## Written request:
Your task is to filter the data below down to the lines holding "name".
↓
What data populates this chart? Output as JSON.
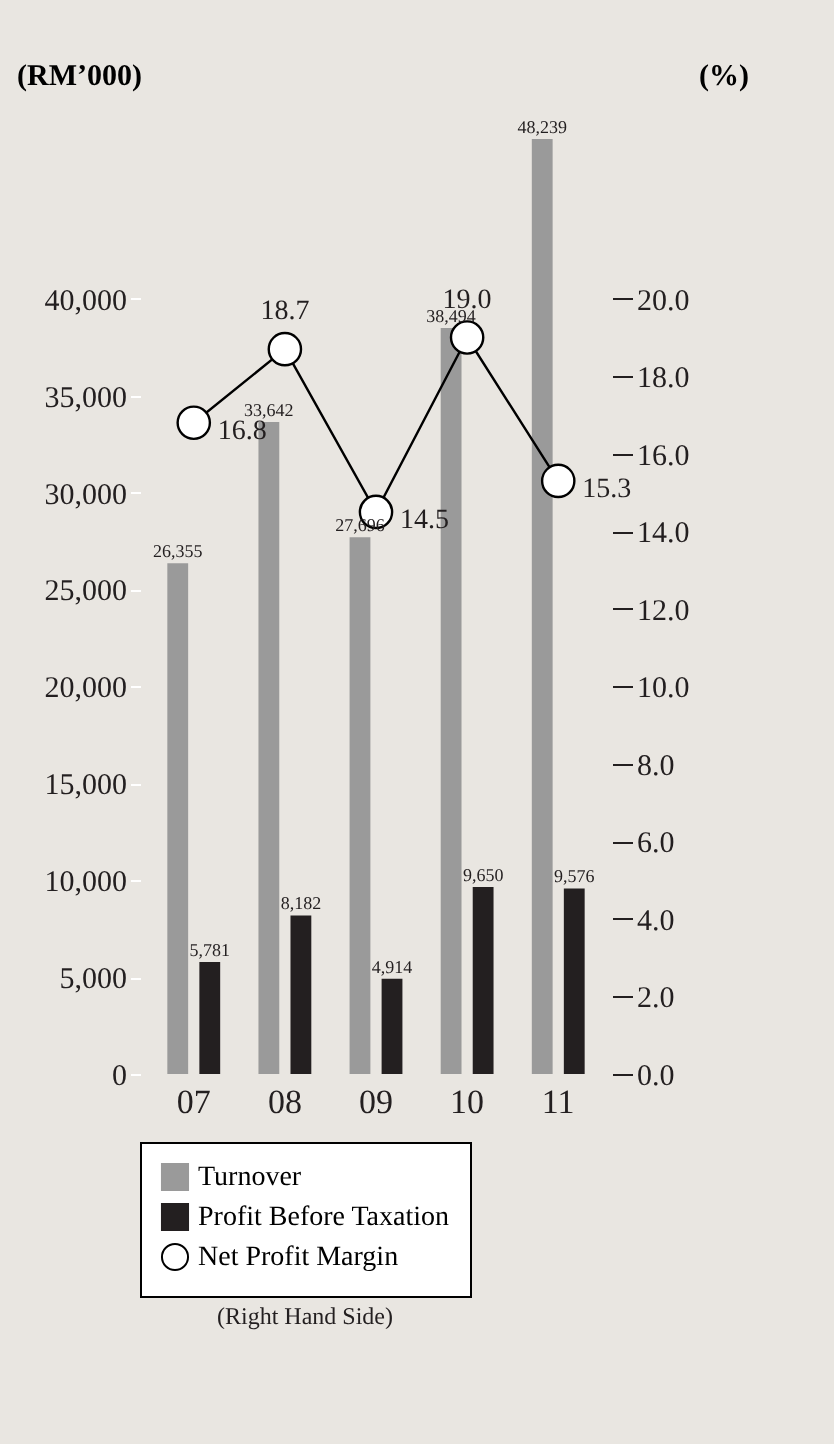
{
  "chart_data": {
    "type": "bar",
    "ylabel": "(RM’000)",
    "y2label": "(%)",
    "categories": [
      "07",
      "08",
      "09",
      "10",
      "11"
    ],
    "series": [
      {
        "name": "Turnover",
        "color": "#9a9a9a",
        "values": [
          26355,
          33642,
          27696,
          38494,
          48239
        ],
        "value_labels": [
          "26,355",
          "33,642",
          "27,696",
          "38,494",
          "48,239"
        ]
      },
      {
        "name": "Profit Before Taxation",
        "color": "#231f20",
        "values": [
          5781,
          8182,
          4914,
          9650,
          9576
        ],
        "value_labels": [
          "5,781",
          "8,182",
          "4,914",
          "9,650",
          "9,576"
        ]
      },
      {
        "name": "Net Profit Margin",
        "type": "line",
        "axis": "y2",
        "color": "#000000",
        "values": [
          16.8,
          18.7,
          14.5,
          19.0,
          15.3
        ],
        "value_labels": [
          "16.8",
          "18.7",
          "14.5",
          "19.0",
          "15.3"
        ]
      }
    ],
    "ylim": [
      0,
      48500
    ],
    "yticks": [
      0,
      {
        "value": 5000,
        "label": "5,000"
      },
      {
        "value": 10000,
        "label": "10,000"
      },
      {
        "value": 15000,
        "label": "15,000"
      },
      {
        "value": 20000,
        "label": "20,000"
      },
      {
        "value": 25000,
        "label": "25,000"
      },
      {
        "value": 30000,
        "label": "30,000"
      },
      {
        "value": 35000,
        "label": "35,000"
      },
      {
        "value": 40000,
        "label": "40,000"
      }
    ],
    "y2lim": [
      0,
      24.25
    ],
    "y2ticks": [
      {
        "value": 0,
        "label": "0.0"
      },
      {
        "value": 2,
        "label": "2.0"
      },
      {
        "value": 4,
        "label": "4.0"
      },
      {
        "value": 6,
        "label": "6.0"
      },
      {
        "value": 8,
        "label": "8.0"
      },
      {
        "value": 10,
        "label": "10.0"
      },
      {
        "value": 12,
        "label": "12.0"
      },
      {
        "value": 14,
        "label": "14.0"
      },
      {
        "value": 16,
        "label": "16.0"
      },
      {
        "value": 18,
        "label": "18.0"
      },
      {
        "value": 20,
        "label": "20.0"
      }
    ],
    "marker": "circle",
    "grid": false,
    "legend": "bottom",
    "annotations": [
      "(Right Hand Side)"
    ]
  }
}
↑
## Output of the exercise:
        "name": "Turnover",
        "name": "Profit Before Taxation",
        "name": "Net Profit Margin",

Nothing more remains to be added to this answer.